**What this task involves:**
Reproduce the full listing below unchanged, apart from the pictures.

**Records for the task:**
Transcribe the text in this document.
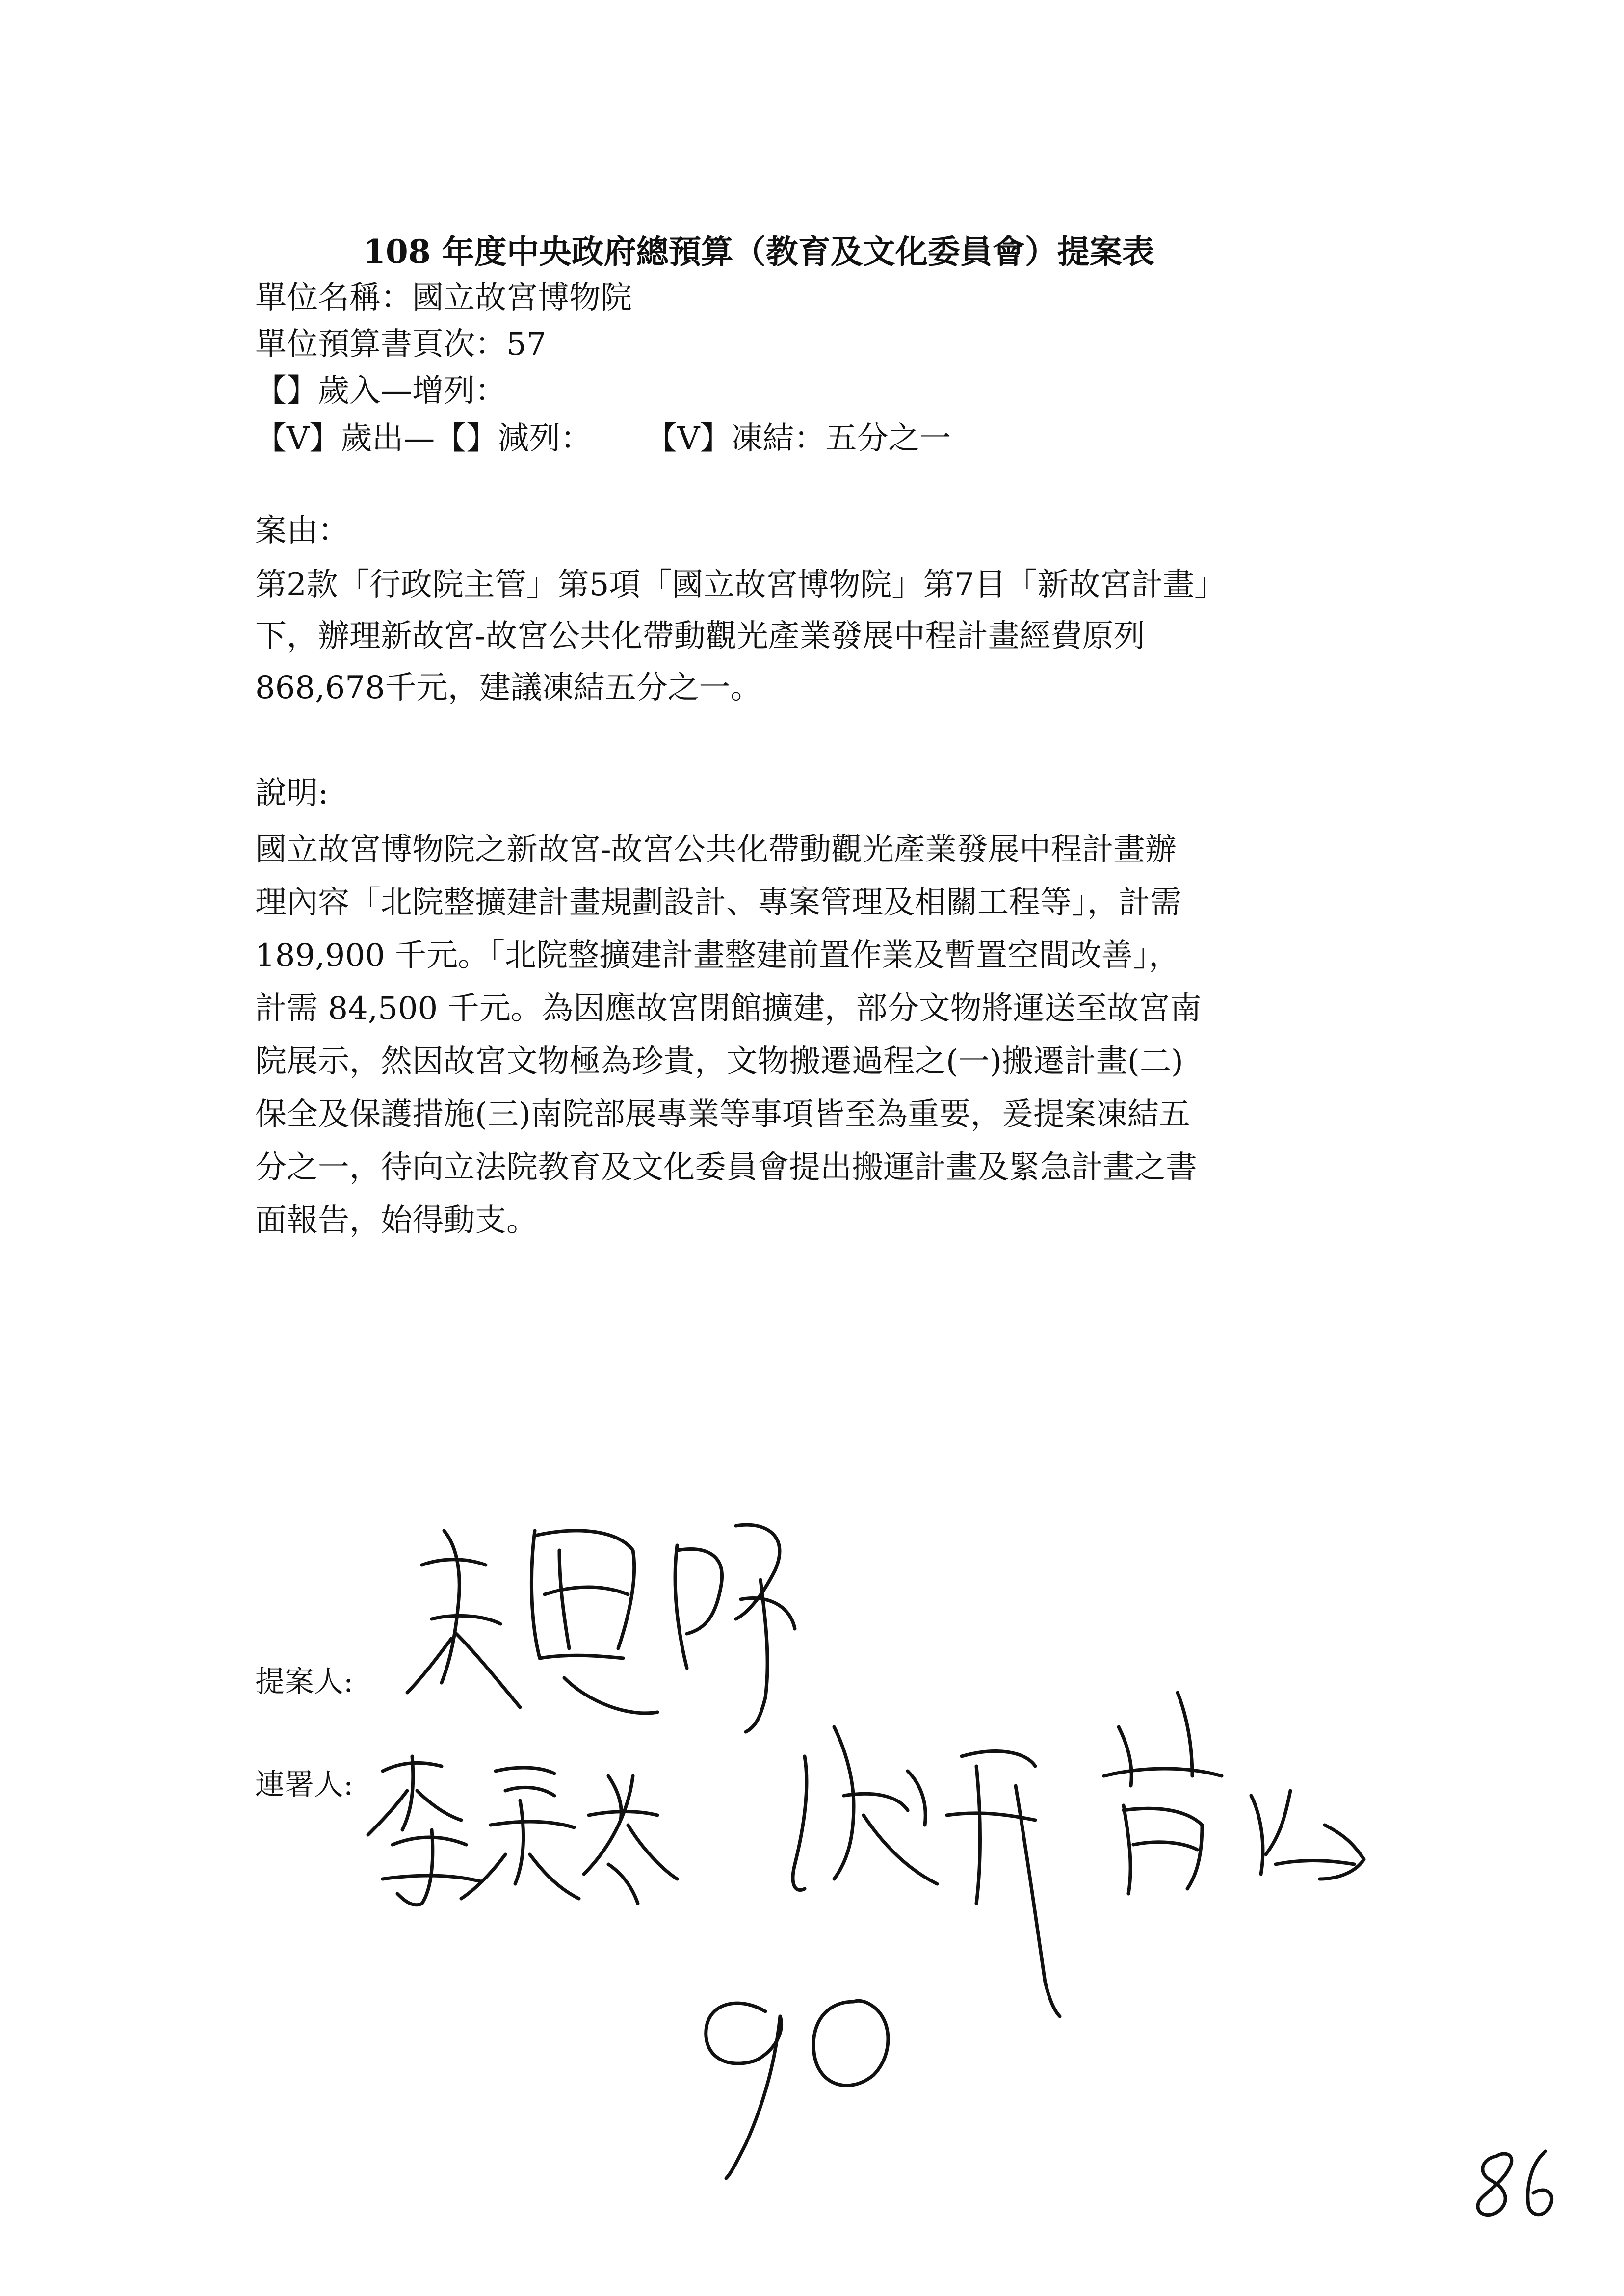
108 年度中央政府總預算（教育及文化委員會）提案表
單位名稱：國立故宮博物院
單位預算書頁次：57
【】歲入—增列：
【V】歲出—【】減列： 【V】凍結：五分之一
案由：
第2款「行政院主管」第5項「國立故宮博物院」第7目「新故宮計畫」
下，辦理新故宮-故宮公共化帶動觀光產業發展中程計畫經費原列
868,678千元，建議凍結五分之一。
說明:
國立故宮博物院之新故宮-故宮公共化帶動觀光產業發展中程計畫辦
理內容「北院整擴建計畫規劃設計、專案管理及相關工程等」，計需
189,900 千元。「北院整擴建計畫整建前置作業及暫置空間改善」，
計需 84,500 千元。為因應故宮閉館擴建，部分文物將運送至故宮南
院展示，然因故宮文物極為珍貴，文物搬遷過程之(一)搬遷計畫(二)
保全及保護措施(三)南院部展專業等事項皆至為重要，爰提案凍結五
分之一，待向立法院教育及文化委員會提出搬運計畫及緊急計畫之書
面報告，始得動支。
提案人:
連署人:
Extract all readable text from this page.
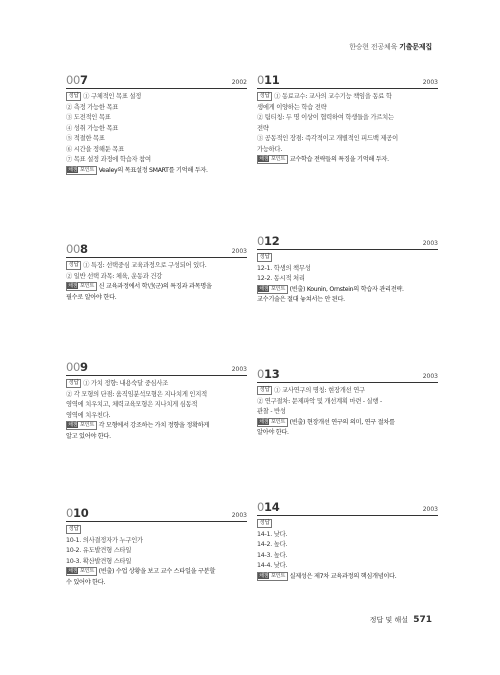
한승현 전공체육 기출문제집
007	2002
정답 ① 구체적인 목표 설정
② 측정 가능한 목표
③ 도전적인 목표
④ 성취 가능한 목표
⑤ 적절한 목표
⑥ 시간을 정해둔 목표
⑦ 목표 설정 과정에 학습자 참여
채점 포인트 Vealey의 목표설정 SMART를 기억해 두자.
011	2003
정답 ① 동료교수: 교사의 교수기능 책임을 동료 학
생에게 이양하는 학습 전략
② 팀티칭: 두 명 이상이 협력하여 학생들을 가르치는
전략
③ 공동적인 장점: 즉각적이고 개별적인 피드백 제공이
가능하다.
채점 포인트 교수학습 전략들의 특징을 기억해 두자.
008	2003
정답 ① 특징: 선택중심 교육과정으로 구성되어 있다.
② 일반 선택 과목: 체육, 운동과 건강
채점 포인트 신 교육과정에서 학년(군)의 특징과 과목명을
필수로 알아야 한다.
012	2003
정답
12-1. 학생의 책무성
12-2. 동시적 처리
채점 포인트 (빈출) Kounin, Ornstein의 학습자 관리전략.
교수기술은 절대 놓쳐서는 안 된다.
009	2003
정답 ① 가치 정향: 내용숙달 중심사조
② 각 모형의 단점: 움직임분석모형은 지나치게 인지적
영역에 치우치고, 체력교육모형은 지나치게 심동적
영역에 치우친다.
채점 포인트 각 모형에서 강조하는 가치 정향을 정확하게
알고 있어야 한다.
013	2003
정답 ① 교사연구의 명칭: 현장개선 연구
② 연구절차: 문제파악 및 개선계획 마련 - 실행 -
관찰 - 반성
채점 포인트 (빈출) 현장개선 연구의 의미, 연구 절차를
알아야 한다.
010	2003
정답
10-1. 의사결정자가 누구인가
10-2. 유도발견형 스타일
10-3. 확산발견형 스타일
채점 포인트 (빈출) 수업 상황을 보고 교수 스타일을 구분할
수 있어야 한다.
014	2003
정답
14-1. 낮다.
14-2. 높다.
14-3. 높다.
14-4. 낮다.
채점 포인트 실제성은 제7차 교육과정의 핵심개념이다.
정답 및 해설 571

**Complete response:**
Transcribe the text in this document.
108 年度中央政府總預算（教育及文化委員會）提案表
單位名稱：國立故宮博物院
單位預算書頁次：57
【】歲入—增列：
【V】歲出—【】減列： 【V】凍結：五分之一
案由：
第2款「行政院主管」第5項「國立故宮博物院」第7目「新故宮計畫」
下，辦理新故宮-故宮公共化帶動觀光產業發展中程計畫經費原列
868,678千元，建議凍結五分之一。
說明:
國立故宮博物院之新故宮-故宮公共化帶動觀光產業發展中程計畫辦
理內容「北院整擴建計畫規劃設計、專案管理及相關工程等」，計需
189,900 千元。「北院整擴建計畫整建前置作業及暫置空間改善」，
計需 84,500 千元。為因應故宮閉館擴建，部分文物將運送至故宮南
院展示，然因故宮文物極為珍貴，文物搬遷過程之(一)搬遷計畫(二)
保全及保護措施(三)南院部展專業等事項皆至為重要，爰提案凍結五
分之一，待向立法院教育及文化委員會提出搬運計畫及緊急計畫之書
面報告，始得動支。
提案人:
連署人:
Extract all readable text from this page.
한승현 전공체육 기출문제집
007	2002
정답 ① 구체적인 목표 설정
② 측정 가능한 목표
③ 도전적인 목표
④ 성취 가능한 목표
⑤ 적절한 목표
⑥ 시간을 정해둔 목표
⑦ 목표 설정 과정에 학습자 참여
채점 포인트 Vealey의 목표설정 SMART를 기억해 두자.
011	2003
정답 ① 동료교수: 교사의 교수기능 책임을 동료 학
생에게 이양하는 학습 전략
② 팀티칭: 두 명 이상이 협력하여 학생들을 가르치는
전략
③ 공동적인 장점: 즉각적이고 개별적인 피드백 제공이
가능하다.
채점 포인트 교수학습 전략들의 특징을 기억해 두자.
008	2003
정답 ① 특징: 선택중심 교육과정으로 구성되어 있다.
② 일반 선택 과목: 체육, 운동과 건강
채점 포인트 신 교육과정에서 학년(군)의 특징과 과목명을
필수로 알아야 한다.
012	2003
정답
12-1. 학생의 책무성
12-2. 동시적 처리
채점 포인트 (빈출) Kounin, Ornstein의 학습자 관리전략.
교수기술은 절대 놓쳐서는 안 된다.
009	2003
정답 ① 가치 정향: 내용숙달 중심사조
② 각 모형의 단점: 움직임분석모형은 지나치게 인지적
영역에 치우치고, 체력교육모형은 지나치게 심동적
영역에 치우친다.
채점 포인트 각 모형에서 강조하는 가치 정향을 정확하게
알고 있어야 한다.
013	2003
정답 ① 교사연구의 명칭: 현장개선 연구
② 연구절차: 문제파악 및 개선계획 마련 - 실행 -
관찰 - 반성
채점 포인트 (빈출) 현장개선 연구의 의미, 연구 절차를
알아야 한다.
010	2003
정답
10-1. 의사결정자가 누구인가
10-2. 유도발견형 스타일
10-3. 확산발견형 스타일
채점 포인트 (빈출) 수업 상황을 보고 교수 스타일을 구분할
수 있어야 한다.
014	2003
정답
14-1. 낮다.
14-2. 높다.
14-3. 높다.
14-4. 낮다.
채점 포인트 실제성은 제7차 교육과정의 핵심개념이다.
정답 및 해설 571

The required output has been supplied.